=== Records supplied ===
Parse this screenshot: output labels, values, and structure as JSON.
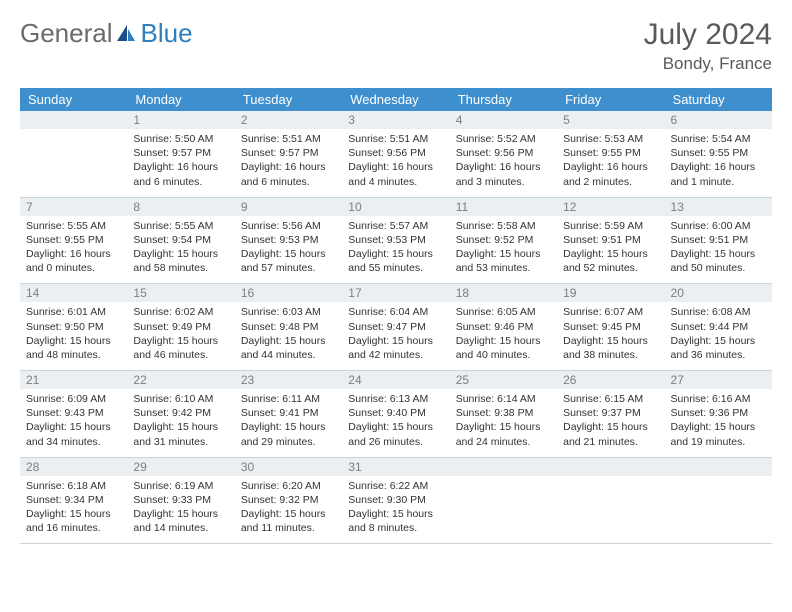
{
  "brand": {
    "part1": "General",
    "part2": "Blue"
  },
  "title": "July 2024",
  "location": "Bondy, France",
  "colors": {
    "header_bg": "#3e8fce",
    "header_text": "#ffffff",
    "daynum_bg": "#eceff1",
    "daynum_text": "#7a7f85",
    "body_text": "#333333",
    "rule": "#c9d4db",
    "logo_gray": "#6b6b6b",
    "logo_blue": "#2f7fbf"
  },
  "weekdays": [
    "Sunday",
    "Monday",
    "Tuesday",
    "Wednesday",
    "Thursday",
    "Friday",
    "Saturday"
  ],
  "weeks": [
    [
      {
        "n": "",
        "sunrise": "",
        "sunset": "",
        "daylight": ""
      },
      {
        "n": "1",
        "sunrise": "Sunrise: 5:50 AM",
        "sunset": "Sunset: 9:57 PM",
        "daylight": "Daylight: 16 hours and 6 minutes."
      },
      {
        "n": "2",
        "sunrise": "Sunrise: 5:51 AM",
        "sunset": "Sunset: 9:57 PM",
        "daylight": "Daylight: 16 hours and 6 minutes."
      },
      {
        "n": "3",
        "sunrise": "Sunrise: 5:51 AM",
        "sunset": "Sunset: 9:56 PM",
        "daylight": "Daylight: 16 hours and 4 minutes."
      },
      {
        "n": "4",
        "sunrise": "Sunrise: 5:52 AM",
        "sunset": "Sunset: 9:56 PM",
        "daylight": "Daylight: 16 hours and 3 minutes."
      },
      {
        "n": "5",
        "sunrise": "Sunrise: 5:53 AM",
        "sunset": "Sunset: 9:55 PM",
        "daylight": "Daylight: 16 hours and 2 minutes."
      },
      {
        "n": "6",
        "sunrise": "Sunrise: 5:54 AM",
        "sunset": "Sunset: 9:55 PM",
        "daylight": "Daylight: 16 hours and 1 minute."
      }
    ],
    [
      {
        "n": "7",
        "sunrise": "Sunrise: 5:55 AM",
        "sunset": "Sunset: 9:55 PM",
        "daylight": "Daylight: 16 hours and 0 minutes."
      },
      {
        "n": "8",
        "sunrise": "Sunrise: 5:55 AM",
        "sunset": "Sunset: 9:54 PM",
        "daylight": "Daylight: 15 hours and 58 minutes."
      },
      {
        "n": "9",
        "sunrise": "Sunrise: 5:56 AM",
        "sunset": "Sunset: 9:53 PM",
        "daylight": "Daylight: 15 hours and 57 minutes."
      },
      {
        "n": "10",
        "sunrise": "Sunrise: 5:57 AM",
        "sunset": "Sunset: 9:53 PM",
        "daylight": "Daylight: 15 hours and 55 minutes."
      },
      {
        "n": "11",
        "sunrise": "Sunrise: 5:58 AM",
        "sunset": "Sunset: 9:52 PM",
        "daylight": "Daylight: 15 hours and 53 minutes."
      },
      {
        "n": "12",
        "sunrise": "Sunrise: 5:59 AM",
        "sunset": "Sunset: 9:51 PM",
        "daylight": "Daylight: 15 hours and 52 minutes."
      },
      {
        "n": "13",
        "sunrise": "Sunrise: 6:00 AM",
        "sunset": "Sunset: 9:51 PM",
        "daylight": "Daylight: 15 hours and 50 minutes."
      }
    ],
    [
      {
        "n": "14",
        "sunrise": "Sunrise: 6:01 AM",
        "sunset": "Sunset: 9:50 PM",
        "daylight": "Daylight: 15 hours and 48 minutes."
      },
      {
        "n": "15",
        "sunrise": "Sunrise: 6:02 AM",
        "sunset": "Sunset: 9:49 PM",
        "daylight": "Daylight: 15 hours and 46 minutes."
      },
      {
        "n": "16",
        "sunrise": "Sunrise: 6:03 AM",
        "sunset": "Sunset: 9:48 PM",
        "daylight": "Daylight: 15 hours and 44 minutes."
      },
      {
        "n": "17",
        "sunrise": "Sunrise: 6:04 AM",
        "sunset": "Sunset: 9:47 PM",
        "daylight": "Daylight: 15 hours and 42 minutes."
      },
      {
        "n": "18",
        "sunrise": "Sunrise: 6:05 AM",
        "sunset": "Sunset: 9:46 PM",
        "daylight": "Daylight: 15 hours and 40 minutes."
      },
      {
        "n": "19",
        "sunrise": "Sunrise: 6:07 AM",
        "sunset": "Sunset: 9:45 PM",
        "daylight": "Daylight: 15 hours and 38 minutes."
      },
      {
        "n": "20",
        "sunrise": "Sunrise: 6:08 AM",
        "sunset": "Sunset: 9:44 PM",
        "daylight": "Daylight: 15 hours and 36 minutes."
      }
    ],
    [
      {
        "n": "21",
        "sunrise": "Sunrise: 6:09 AM",
        "sunset": "Sunset: 9:43 PM",
        "daylight": "Daylight: 15 hours and 34 minutes."
      },
      {
        "n": "22",
        "sunrise": "Sunrise: 6:10 AM",
        "sunset": "Sunset: 9:42 PM",
        "daylight": "Daylight: 15 hours and 31 minutes."
      },
      {
        "n": "23",
        "sunrise": "Sunrise: 6:11 AM",
        "sunset": "Sunset: 9:41 PM",
        "daylight": "Daylight: 15 hours and 29 minutes."
      },
      {
        "n": "24",
        "sunrise": "Sunrise: 6:13 AM",
        "sunset": "Sunset: 9:40 PM",
        "daylight": "Daylight: 15 hours and 26 minutes."
      },
      {
        "n": "25",
        "sunrise": "Sunrise: 6:14 AM",
        "sunset": "Sunset: 9:38 PM",
        "daylight": "Daylight: 15 hours and 24 minutes."
      },
      {
        "n": "26",
        "sunrise": "Sunrise: 6:15 AM",
        "sunset": "Sunset: 9:37 PM",
        "daylight": "Daylight: 15 hours and 21 minutes."
      },
      {
        "n": "27",
        "sunrise": "Sunrise: 6:16 AM",
        "sunset": "Sunset: 9:36 PM",
        "daylight": "Daylight: 15 hours and 19 minutes."
      }
    ],
    [
      {
        "n": "28",
        "sunrise": "Sunrise: 6:18 AM",
        "sunset": "Sunset: 9:34 PM",
        "daylight": "Daylight: 15 hours and 16 minutes."
      },
      {
        "n": "29",
        "sunrise": "Sunrise: 6:19 AM",
        "sunset": "Sunset: 9:33 PM",
        "daylight": "Daylight: 15 hours and 14 minutes."
      },
      {
        "n": "30",
        "sunrise": "Sunrise: 6:20 AM",
        "sunset": "Sunset: 9:32 PM",
        "daylight": "Daylight: 15 hours and 11 minutes."
      },
      {
        "n": "31",
        "sunrise": "Sunrise: 6:22 AM",
        "sunset": "Sunset: 9:30 PM",
        "daylight": "Daylight: 15 hours and 8 minutes."
      },
      {
        "n": "",
        "sunrise": "",
        "sunset": "",
        "daylight": ""
      },
      {
        "n": "",
        "sunrise": "",
        "sunset": "",
        "daylight": ""
      },
      {
        "n": "",
        "sunrise": "",
        "sunset": "",
        "daylight": ""
      }
    ]
  ]
}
===
Problem to work on: Print every entry exactly as written, without the pictures.

Written reply:
Parse this screenshot: output labels, values, and structure as JSON.
{
  "brand": {
    "part1": "General",
    "part2": "Blue"
  },
  "title": "July 2024",
  "location": "Bondy, France",
  "colors": {
    "header_bg": "#3e8fce",
    "header_text": "#ffffff",
    "daynum_bg": "#eceff1",
    "daynum_text": "#7a7f85",
    "body_text": "#333333",
    "rule": "#c9d4db",
    "logo_gray": "#6b6b6b",
    "logo_blue": "#2f7fbf"
  },
  "weekdays": [
    "Sunday",
    "Monday",
    "Tuesday",
    "Wednesday",
    "Thursday",
    "Friday",
    "Saturday"
  ],
  "weeks": [
    [
      {
        "n": "",
        "sunrise": "",
        "sunset": "",
        "daylight": ""
      },
      {
        "n": "1",
        "sunrise": "Sunrise: 5:50 AM",
        "sunset": "Sunset: 9:57 PM",
        "daylight": "Daylight: 16 hours and 6 minutes."
      },
      {
        "n": "2",
        "sunrise": "Sunrise: 5:51 AM",
        "sunset": "Sunset: 9:57 PM",
        "daylight": "Daylight: 16 hours and 6 minutes."
      },
      {
        "n": "3",
        "sunrise": "Sunrise: 5:51 AM",
        "sunset": "Sunset: 9:56 PM",
        "daylight": "Daylight: 16 hours and 4 minutes."
      },
      {
        "n": "4",
        "sunrise": "Sunrise: 5:52 AM",
        "sunset": "Sunset: 9:56 PM",
        "daylight": "Daylight: 16 hours and 3 minutes."
      },
      {
        "n": "5",
        "sunrise": "Sunrise: 5:53 AM",
        "sunset": "Sunset: 9:55 PM",
        "daylight": "Daylight: 16 hours and 2 minutes."
      },
      {
        "n": "6",
        "sunrise": "Sunrise: 5:54 AM",
        "sunset": "Sunset: 9:55 PM",
        "daylight": "Daylight: 16 hours and 1 minute."
      }
    ],
    [
      {
        "n": "7",
        "sunrise": "Sunrise: 5:55 AM",
        "sunset": "Sunset: 9:55 PM",
        "daylight": "Daylight: 16 hours and 0 minutes."
      },
      {
        "n": "8",
        "sunrise": "Sunrise: 5:55 AM",
        "sunset": "Sunset: 9:54 PM",
        "daylight": "Daylight: 15 hours and 58 minutes."
      },
      {
        "n": "9",
        "sunrise": "Sunrise: 5:56 AM",
        "sunset": "Sunset: 9:53 PM",
        "daylight": "Daylight: 15 hours and 57 minutes."
      },
      {
        "n": "10",
        "sunrise": "Sunrise: 5:57 AM",
        "sunset": "Sunset: 9:53 PM",
        "daylight": "Daylight: 15 hours and 55 minutes."
      },
      {
        "n": "11",
        "sunrise": "Sunrise: 5:58 AM",
        "sunset": "Sunset: 9:52 PM",
        "daylight": "Daylight: 15 hours and 53 minutes."
      },
      {
        "n": "12",
        "sunrise": "Sunrise: 5:59 AM",
        "sunset": "Sunset: 9:51 PM",
        "daylight": "Daylight: 15 hours and 52 minutes."
      },
      {
        "n": "13",
        "sunrise": "Sunrise: 6:00 AM",
        "sunset": "Sunset: 9:51 PM",
        "daylight": "Daylight: 15 hours and 50 minutes."
      }
    ],
    [
      {
        "n": "14",
        "sunrise": "Sunrise: 6:01 AM",
        "sunset": "Sunset: 9:50 PM",
        "daylight": "Daylight: 15 hours and 48 minutes."
      },
      {
        "n": "15",
        "sunrise": "Sunrise: 6:02 AM",
        "sunset": "Sunset: 9:49 PM",
        "daylight": "Daylight: 15 hours and 46 minutes."
      },
      {
        "n": "16",
        "sunrise": "Sunrise: 6:03 AM",
        "sunset": "Sunset: 9:48 PM",
        "daylight": "Daylight: 15 hours and 44 minutes."
      },
      {
        "n": "17",
        "sunrise": "Sunrise: 6:04 AM",
        "sunset": "Sunset: 9:47 PM",
        "daylight": "Daylight: 15 hours and 42 minutes."
      },
      {
        "n": "18",
        "sunrise": "Sunrise: 6:05 AM",
        "sunset": "Sunset: 9:46 PM",
        "daylight": "Daylight: 15 hours and 40 minutes."
      },
      {
        "n": "19",
        "sunrise": "Sunrise: 6:07 AM",
        "sunset": "Sunset: 9:45 PM",
        "daylight": "Daylight: 15 hours and 38 minutes."
      },
      {
        "n": "20",
        "sunrise": "Sunrise: 6:08 AM",
        "sunset": "Sunset: 9:44 PM",
        "daylight": "Daylight: 15 hours and 36 minutes."
      }
    ],
    [
      {
        "n": "21",
        "sunrise": "Sunrise: 6:09 AM",
        "sunset": "Sunset: 9:43 PM",
        "daylight": "Daylight: 15 hours and 34 minutes."
      },
      {
        "n": "22",
        "sunrise": "Sunrise: 6:10 AM",
        "sunset": "Sunset: 9:42 PM",
        "daylight": "Daylight: 15 hours and 31 minutes."
      },
      {
        "n": "23",
        "sunrise": "Sunrise: 6:11 AM",
        "sunset": "Sunset: 9:41 PM",
        "daylight": "Daylight: 15 hours and 29 minutes."
      },
      {
        "n": "24",
        "sunrise": "Sunrise: 6:13 AM",
        "sunset": "Sunset: 9:40 PM",
        "daylight": "Daylight: 15 hours and 26 minutes."
      },
      {
        "n": "25",
        "sunrise": "Sunrise: 6:14 AM",
        "sunset": "Sunset: 9:38 PM",
        "daylight": "Daylight: 15 hours and 24 minutes."
      },
      {
        "n": "26",
        "sunrise": "Sunrise: 6:15 AM",
        "sunset": "Sunset: 9:37 PM",
        "daylight": "Daylight: 15 hours and 21 minutes."
      },
      {
        "n": "27",
        "sunrise": "Sunrise: 6:16 AM",
        "sunset": "Sunset: 9:36 PM",
        "daylight": "Daylight: 15 hours and 19 minutes."
      }
    ],
    [
      {
        "n": "28",
        "sunrise": "Sunrise: 6:18 AM",
        "sunset": "Sunset: 9:34 PM",
        "daylight": "Daylight: 15 hours and 16 minutes."
      },
      {
        "n": "29",
        "sunrise": "Sunrise: 6:19 AM",
        "sunset": "Sunset: 9:33 PM",
        "daylight": "Daylight: 15 hours and 14 minutes."
      },
      {
        "n": "30",
        "sunrise": "Sunrise: 6:20 AM",
        "sunset": "Sunset: 9:32 PM",
        "daylight": "Daylight: 15 hours and 11 minutes."
      },
      {
        "n": "31",
        "sunrise": "Sunrise: 6:22 AM",
        "sunset": "Sunset: 9:30 PM",
        "daylight": "Daylight: 15 hours and 8 minutes."
      },
      {
        "n": "",
        "sunrise": "",
        "sunset": "",
        "daylight": ""
      },
      {
        "n": "",
        "sunrise": "",
        "sunset": "",
        "daylight": ""
      },
      {
        "n": "",
        "sunrise": "",
        "sunset": "",
        "daylight": ""
      }
    ]
  ]
}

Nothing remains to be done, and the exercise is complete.